BEGIN Dataset extract

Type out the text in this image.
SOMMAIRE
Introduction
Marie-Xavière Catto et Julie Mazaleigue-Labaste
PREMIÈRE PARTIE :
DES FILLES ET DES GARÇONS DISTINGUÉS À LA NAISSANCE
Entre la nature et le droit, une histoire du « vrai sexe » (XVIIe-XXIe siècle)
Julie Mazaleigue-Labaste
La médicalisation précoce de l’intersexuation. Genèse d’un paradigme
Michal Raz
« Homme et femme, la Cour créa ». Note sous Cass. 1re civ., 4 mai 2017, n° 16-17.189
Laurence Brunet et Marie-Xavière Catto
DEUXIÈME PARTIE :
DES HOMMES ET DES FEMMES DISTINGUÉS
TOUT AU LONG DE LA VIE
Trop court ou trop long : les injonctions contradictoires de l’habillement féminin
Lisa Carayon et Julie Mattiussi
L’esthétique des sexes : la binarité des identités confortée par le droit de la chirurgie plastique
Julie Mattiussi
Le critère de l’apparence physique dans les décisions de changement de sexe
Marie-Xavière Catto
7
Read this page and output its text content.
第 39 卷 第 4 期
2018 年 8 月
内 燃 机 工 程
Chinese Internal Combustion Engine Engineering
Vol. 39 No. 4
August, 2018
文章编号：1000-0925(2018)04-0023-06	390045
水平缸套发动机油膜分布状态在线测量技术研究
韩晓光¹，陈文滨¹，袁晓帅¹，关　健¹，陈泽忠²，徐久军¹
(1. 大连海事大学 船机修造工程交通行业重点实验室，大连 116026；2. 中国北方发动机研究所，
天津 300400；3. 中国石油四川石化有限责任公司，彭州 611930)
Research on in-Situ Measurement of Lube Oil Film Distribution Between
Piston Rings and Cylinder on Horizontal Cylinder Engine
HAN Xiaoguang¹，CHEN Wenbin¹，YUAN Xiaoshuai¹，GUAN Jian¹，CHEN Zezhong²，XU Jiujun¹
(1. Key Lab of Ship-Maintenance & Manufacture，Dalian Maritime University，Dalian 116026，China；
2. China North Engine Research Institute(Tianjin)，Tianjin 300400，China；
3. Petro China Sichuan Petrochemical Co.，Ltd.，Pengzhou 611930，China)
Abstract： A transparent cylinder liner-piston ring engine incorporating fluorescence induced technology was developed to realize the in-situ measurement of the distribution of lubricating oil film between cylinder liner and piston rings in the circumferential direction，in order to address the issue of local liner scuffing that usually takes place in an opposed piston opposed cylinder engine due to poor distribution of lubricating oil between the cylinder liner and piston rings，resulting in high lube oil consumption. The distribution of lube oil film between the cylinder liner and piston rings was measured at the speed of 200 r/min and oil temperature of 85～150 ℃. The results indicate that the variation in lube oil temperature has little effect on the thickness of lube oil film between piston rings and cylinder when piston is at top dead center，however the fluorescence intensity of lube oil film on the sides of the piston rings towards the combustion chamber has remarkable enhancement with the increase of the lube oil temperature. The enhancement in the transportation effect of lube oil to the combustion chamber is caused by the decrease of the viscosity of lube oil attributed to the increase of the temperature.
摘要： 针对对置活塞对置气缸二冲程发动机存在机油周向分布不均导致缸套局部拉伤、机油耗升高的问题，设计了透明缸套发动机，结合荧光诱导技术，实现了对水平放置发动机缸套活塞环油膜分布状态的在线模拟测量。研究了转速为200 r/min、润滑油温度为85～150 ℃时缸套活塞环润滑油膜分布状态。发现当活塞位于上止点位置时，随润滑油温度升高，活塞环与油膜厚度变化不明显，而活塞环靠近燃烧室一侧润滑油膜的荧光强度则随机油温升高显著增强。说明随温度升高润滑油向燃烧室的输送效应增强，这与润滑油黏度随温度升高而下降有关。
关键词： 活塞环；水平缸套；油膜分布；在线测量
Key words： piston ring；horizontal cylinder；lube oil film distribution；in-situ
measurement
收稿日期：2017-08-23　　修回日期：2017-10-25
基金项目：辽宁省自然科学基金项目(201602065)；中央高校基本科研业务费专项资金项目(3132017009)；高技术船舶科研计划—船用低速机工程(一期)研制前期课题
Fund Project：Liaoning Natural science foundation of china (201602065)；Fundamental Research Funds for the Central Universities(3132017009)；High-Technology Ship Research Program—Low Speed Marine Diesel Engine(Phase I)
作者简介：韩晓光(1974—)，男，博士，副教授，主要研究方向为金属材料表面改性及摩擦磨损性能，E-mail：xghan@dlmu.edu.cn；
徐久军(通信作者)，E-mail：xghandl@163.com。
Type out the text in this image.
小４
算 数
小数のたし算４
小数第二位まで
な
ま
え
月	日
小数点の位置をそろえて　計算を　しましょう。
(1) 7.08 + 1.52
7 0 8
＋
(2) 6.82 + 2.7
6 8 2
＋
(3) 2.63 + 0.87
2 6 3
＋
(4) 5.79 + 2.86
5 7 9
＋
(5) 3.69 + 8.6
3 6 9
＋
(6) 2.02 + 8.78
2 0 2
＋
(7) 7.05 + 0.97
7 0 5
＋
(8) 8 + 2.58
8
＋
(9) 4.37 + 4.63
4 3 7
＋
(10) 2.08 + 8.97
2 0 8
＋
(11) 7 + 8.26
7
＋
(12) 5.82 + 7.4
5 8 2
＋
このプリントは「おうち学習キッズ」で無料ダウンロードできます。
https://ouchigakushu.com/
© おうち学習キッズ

END Dataset extract

Copy every line of the listing that contains the word "Ship".

= Task response =
(1. Key Lab of Ship-Maintenance & Manufacture，Dalian Maritime University，Dalian 116026，China；
Fund Project：Liaoning Natural science foundation of china (201602065)；Fundamental Research Funds for the Central Universities(3132017009)；High-Technology Ship Research Program—Low Speed Marine Diesel Engine(Phase I)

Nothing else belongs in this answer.